## The task
Give the entries again, word for word.

## Record set
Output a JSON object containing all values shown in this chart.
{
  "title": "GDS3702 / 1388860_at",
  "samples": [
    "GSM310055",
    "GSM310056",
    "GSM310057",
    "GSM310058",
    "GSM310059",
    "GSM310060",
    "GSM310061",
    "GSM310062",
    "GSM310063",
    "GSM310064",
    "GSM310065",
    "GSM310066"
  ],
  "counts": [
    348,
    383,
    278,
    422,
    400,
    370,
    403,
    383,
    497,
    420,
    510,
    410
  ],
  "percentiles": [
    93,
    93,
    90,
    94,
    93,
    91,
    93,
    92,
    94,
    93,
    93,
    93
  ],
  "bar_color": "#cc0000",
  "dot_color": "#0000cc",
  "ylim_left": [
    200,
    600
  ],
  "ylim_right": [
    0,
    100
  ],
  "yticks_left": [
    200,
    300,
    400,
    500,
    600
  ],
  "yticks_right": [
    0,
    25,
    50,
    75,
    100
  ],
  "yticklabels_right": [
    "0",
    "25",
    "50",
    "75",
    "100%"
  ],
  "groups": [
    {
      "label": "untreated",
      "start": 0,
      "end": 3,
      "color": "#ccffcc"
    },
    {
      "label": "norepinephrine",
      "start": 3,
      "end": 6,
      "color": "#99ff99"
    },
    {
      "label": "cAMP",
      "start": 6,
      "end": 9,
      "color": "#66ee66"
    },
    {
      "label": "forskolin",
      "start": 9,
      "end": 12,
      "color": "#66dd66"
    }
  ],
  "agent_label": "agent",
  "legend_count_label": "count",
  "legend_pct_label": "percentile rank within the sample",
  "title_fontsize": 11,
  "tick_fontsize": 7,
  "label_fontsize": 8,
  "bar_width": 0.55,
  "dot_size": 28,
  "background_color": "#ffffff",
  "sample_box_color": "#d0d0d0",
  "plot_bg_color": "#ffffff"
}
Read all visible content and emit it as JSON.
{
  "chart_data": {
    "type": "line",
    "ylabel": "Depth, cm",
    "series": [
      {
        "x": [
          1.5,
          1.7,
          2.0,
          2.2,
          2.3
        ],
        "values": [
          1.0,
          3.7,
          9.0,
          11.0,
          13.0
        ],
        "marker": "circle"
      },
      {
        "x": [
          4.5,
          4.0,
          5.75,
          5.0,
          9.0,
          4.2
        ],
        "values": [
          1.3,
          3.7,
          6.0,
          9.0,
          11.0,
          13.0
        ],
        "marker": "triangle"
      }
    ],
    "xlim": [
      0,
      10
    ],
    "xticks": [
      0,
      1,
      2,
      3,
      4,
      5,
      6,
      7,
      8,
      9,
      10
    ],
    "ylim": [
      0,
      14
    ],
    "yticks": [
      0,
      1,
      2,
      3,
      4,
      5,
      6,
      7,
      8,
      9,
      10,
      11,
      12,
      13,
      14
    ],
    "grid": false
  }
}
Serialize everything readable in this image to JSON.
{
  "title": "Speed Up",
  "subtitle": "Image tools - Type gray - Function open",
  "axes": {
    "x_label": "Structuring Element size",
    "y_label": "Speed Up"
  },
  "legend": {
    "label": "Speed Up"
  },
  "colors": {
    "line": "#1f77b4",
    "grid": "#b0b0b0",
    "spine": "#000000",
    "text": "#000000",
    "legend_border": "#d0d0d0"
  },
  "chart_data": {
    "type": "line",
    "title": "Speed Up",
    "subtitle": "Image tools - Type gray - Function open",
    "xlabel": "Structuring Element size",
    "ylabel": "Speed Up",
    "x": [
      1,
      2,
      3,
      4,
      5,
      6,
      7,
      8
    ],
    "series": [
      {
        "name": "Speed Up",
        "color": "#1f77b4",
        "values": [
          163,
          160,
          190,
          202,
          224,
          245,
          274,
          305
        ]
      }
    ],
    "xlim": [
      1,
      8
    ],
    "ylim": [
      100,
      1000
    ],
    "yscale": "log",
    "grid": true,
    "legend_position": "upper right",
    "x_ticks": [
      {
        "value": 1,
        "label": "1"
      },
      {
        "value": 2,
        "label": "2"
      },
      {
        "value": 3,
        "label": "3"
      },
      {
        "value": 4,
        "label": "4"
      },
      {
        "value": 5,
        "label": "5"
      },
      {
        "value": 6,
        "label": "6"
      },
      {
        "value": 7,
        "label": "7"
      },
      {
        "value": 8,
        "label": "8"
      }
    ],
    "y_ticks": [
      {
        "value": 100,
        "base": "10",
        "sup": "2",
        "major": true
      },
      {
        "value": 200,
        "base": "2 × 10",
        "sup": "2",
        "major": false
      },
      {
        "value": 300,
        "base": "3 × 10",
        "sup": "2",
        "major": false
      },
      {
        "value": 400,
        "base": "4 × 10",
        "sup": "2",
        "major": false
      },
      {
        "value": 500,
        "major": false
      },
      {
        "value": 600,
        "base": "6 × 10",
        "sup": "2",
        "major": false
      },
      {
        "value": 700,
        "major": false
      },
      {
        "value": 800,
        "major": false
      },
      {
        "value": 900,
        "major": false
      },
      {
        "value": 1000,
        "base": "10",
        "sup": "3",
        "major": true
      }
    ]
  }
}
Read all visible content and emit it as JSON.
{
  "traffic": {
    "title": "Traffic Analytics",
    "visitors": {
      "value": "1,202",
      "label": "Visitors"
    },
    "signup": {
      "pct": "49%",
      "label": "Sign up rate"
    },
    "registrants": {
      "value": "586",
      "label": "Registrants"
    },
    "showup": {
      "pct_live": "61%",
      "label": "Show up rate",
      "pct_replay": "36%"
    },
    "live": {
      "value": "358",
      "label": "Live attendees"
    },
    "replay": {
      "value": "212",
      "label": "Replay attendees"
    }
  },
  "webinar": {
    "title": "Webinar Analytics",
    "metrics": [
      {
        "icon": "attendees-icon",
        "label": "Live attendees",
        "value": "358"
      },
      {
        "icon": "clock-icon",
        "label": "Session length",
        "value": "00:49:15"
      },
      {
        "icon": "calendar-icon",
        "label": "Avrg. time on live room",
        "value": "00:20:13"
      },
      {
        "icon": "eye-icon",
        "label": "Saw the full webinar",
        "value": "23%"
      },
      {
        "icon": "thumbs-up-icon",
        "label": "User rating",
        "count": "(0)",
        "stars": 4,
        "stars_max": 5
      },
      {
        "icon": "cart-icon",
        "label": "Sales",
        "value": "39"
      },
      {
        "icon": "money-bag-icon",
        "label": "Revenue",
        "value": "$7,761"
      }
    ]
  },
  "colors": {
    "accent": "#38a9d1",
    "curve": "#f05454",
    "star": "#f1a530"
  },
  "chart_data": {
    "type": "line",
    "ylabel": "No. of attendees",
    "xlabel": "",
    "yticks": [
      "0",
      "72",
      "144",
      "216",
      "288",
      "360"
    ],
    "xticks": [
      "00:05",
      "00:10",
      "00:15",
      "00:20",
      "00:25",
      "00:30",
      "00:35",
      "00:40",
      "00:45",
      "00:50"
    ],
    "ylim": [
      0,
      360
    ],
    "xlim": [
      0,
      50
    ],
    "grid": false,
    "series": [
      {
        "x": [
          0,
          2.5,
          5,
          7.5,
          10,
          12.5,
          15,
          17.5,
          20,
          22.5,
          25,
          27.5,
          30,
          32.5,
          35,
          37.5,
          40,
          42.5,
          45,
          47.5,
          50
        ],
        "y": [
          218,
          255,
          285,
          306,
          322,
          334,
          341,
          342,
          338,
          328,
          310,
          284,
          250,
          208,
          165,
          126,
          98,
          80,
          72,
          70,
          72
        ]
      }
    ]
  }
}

## Full response
Output a JSON object containing all values shown in this chart.
{
  "title": "GDS3702 / 1388860_at",
  "samples": [
    "GSM310055",
    "GSM310056",
    "GSM310057",
    "GSM310058",
    "GSM310059",
    "GSM310060",
    "GSM310061",
    "GSM310062",
    "GSM310063",
    "GSM310064",
    "GSM310065",
    "GSM310066"
  ],
  "counts": [
    348,
    383,
    278,
    422,
    400,
    370,
    403,
    383,
    497,
    420,
    510,
    410
  ],
  "percentiles": [
    93,
    93,
    90,
    94,
    93,
    91,
    93,
    92,
    94,
    93,
    93,
    93
  ],
  "bar_color": "#cc0000",
  "dot_color": "#0000cc",
  "ylim_left": [
    200,
    600
  ],
  "ylim_right": [
    0,
    100
  ],
  "yticks_left": [
    200,
    300,
    400,
    500,
    600
  ],
  "yticks_right": [
    0,
    25,
    50,
    75,
    100
  ],
  "yticklabels_right": [
    "0",
    "25",
    "50",
    "75",
    "100%"
  ],
  "groups": [
    {
      "label": "untreated",
      "start": 0,
      "end": 3,
      "color": "#ccffcc"
    },
    {
      "label": "norepinephrine",
      "start": 3,
      "end": 6,
      "color": "#99ff99"
    },
    {
      "label": "cAMP",
      "start": 6,
      "end": 9,
      "color": "#66ee66"
    },
    {
      "label": "forskolin",
      "start": 9,
      "end": 12,
      "color": "#66dd66"
    }
  ],
  "agent_label": "agent",
  "legend_count_label": "count",
  "legend_pct_label": "percentile rank within the sample",
  "title_fontsize": 11,
  "tick_fontsize": 7,
  "label_fontsize": 8,
  "bar_width": 0.55,
  "dot_size": 28,
  "background_color": "#ffffff",
  "sample_box_color": "#d0d0d0",
  "plot_bg_color": "#ffffff"
}
Read all visible content and emit it as JSON.
{
  "chart_data": {
    "type": "line",
    "ylabel": "Depth, cm",
    "series": [
      {
        "x": [
          1.5,
          1.7,
          2.0,
          2.2,
          2.3
        ],
        "values": [
          1.0,
          3.7,
          9.0,
          11.0,
          13.0
        ],
        "marker": "circle"
      },
      {
        "x": [
          4.5,
          4.0,
          5.75,
          5.0,
          9.0,
          4.2
        ],
        "values": [
          1.3,
          3.7,
          6.0,
          9.0,
          11.0,
          13.0
        ],
        "marker": "triangle"
      }
    ],
    "xlim": [
      0,
      10
    ],
    "xticks": [
      0,
      1,
      2,
      3,
      4,
      5,
      6,
      7,
      8,
      9,
      10
    ],
    "ylim": [
      0,
      14
    ],
    "yticks": [
      0,
      1,
      2,
      3,
      4,
      5,
      6,
      7,
      8,
      9,
      10,
      11,
      12,
      13,
      14
    ],
    "grid": false
  }
}
Serialize everything readable in this image to JSON.
{
  "title": "Speed Up",
  "subtitle": "Image tools - Type gray - Function open",
  "axes": {
    "x_label": "Structuring Element size",
    "y_label": "Speed Up"
  },
  "legend": {
    "label": "Speed Up"
  },
  "colors": {
    "line": "#1f77b4",
    "grid": "#b0b0b0",
    "spine": "#000000",
    "text": "#000000",
    "legend_border": "#d0d0d0"
  },
  "chart_data": {
    "type": "line",
    "title": "Speed Up",
    "subtitle": "Image tools - Type gray - Function open",
    "xlabel": "Structuring Element size",
    "ylabel": "Speed Up",
    "x": [
      1,
      2,
      3,
      4,
      5,
      6,
      7,
      8
    ],
    "series": [
      {
        "name": "Speed Up",
        "color": "#1f77b4",
        "values": [
          163,
          160,
          190,
          202,
          224,
          245,
          274,
          305
        ]
      }
    ],
    "xlim": [
      1,
      8
    ],
    "ylim": [
      100,
      1000
    ],
    "yscale": "log",
    "grid": true,
    "legend_position": "upper right",
    "x_ticks": [
      {
        "value": 1,
        "label": "1"
      },
      {
        "value": 2,
        "label": "2"
      },
      {
        "value": 3,
        "label": "3"
      },
      {
        "value": 4,
        "label": "4"
      },
      {
        "value": 5,
        "label": "5"
      },
      {
        "value": 6,
        "label": "6"
      },
      {
        "value": 7,
        "label": "7"
      },
      {
        "value": 8,
        "label": "8"
      }
    ],
    "y_ticks": [
      {
        "value": 100,
        "base": "10",
        "sup": "2",
        "major": true
      },
      {
        "value": 200,
        "base": "2 × 10",
        "sup": "2",
        "major": false
      },
      {
        "value": 300,
        "base": "3 × 10",
        "sup": "2",
        "major": false
      },
      {
        "value": 400,
        "base": "4 × 10",
        "sup": "2",
        "major": false
      },
      {
        "value": 500,
        "major": false
      },
      {
        "value": 600,
        "base": "6 × 10",
        "sup": "2",
        "major": false
      },
      {
        "value": 700,
        "major": false
      },
      {
        "value": 800,
        "major": false
      },
      {
        "value": 900,
        "major": false
      },
      {
        "value": 1000,
        "base": "10",
        "sup": "3",
        "major": true
      }
    ]
  }
}
Read all visible content and emit it as JSON.
{
  "traffic": {
    "title": "Traffic Analytics",
    "visitors": {
      "value": "1,202",
      "label": "Visitors"
    },
    "signup": {
      "pct": "49%",
      "label": "Sign up rate"
    },
    "registrants": {
      "value": "586",
      "label": "Registrants"
    },
    "showup": {
      "pct_live": "61%",
      "label": "Show up rate",
      "pct_replay": "36%"
    },
    "live": {
      "value": "358",
      "label": "Live attendees"
    },
    "replay": {
      "value": "212",
      "label": "Replay attendees"
    }
  },
  "webinar": {
    "title": "Webinar Analytics",
    "metrics": [
      {
        "icon": "attendees-icon",
        "label": "Live attendees",
        "value": "358"
      },
      {
        "icon": "clock-icon",
        "label": "Session length",
        "value": "00:49:15"
      },
      {
        "icon": "calendar-icon",
        "label": "Avrg. time on live room",
        "value": "00:20:13"
      },
      {
        "icon": "eye-icon",
        "label": "Saw the full webinar",
        "value": "23%"
      },
      {
        "icon": "thumbs-up-icon",
        "label": "User rating",
        "count": "(0)",
        "stars": 4,
        "stars_max": 5
      },
      {
        "icon": "cart-icon",
        "label": "Sales",
        "value": "39"
      },
      {
        "icon": "money-bag-icon",
        "label": "Revenue",
        "value": "$7,761"
      }
    ]
  },
  "colors": {
    "accent": "#38a9d1",
    "curve": "#f05454",
    "star": "#f1a530"
  },
  "chart_data": {
    "type": "line",
    "ylabel": "No. of attendees",
    "xlabel": "",
    "yticks": [
      "0",
      "72",
      "144",
      "216",
      "288",
      "360"
    ],
    "xticks": [
      "00:05",
      "00:10",
      "00:15",
      "00:20",
      "00:25",
      "00:30",
      "00:35",
      "00:40",
      "00:45",
      "00:50"
    ],
    "ylim": [
      0,
      360
    ],
    "xlim": [
      0,
      50
    ],
    "grid": false,
    "series": [
      {
        "x": [
          0,
          2.5,
          5,
          7.5,
          10,
          12.5,
          15,
          17.5,
          20,
          22.5,
          25,
          27.5,
          30,
          32.5,
          35,
          37.5,
          40,
          42.5,
          45,
          47.5,
          50
        ],
        "y": [
          218,
          255,
          285,
          306,
          322,
          334,
          341,
          342,
          338,
          328,
          310,
          284,
          250,
          208,
          165,
          126,
          98,
          80,
          72,
          70,
          72
        ]
      }
    ]
  }
}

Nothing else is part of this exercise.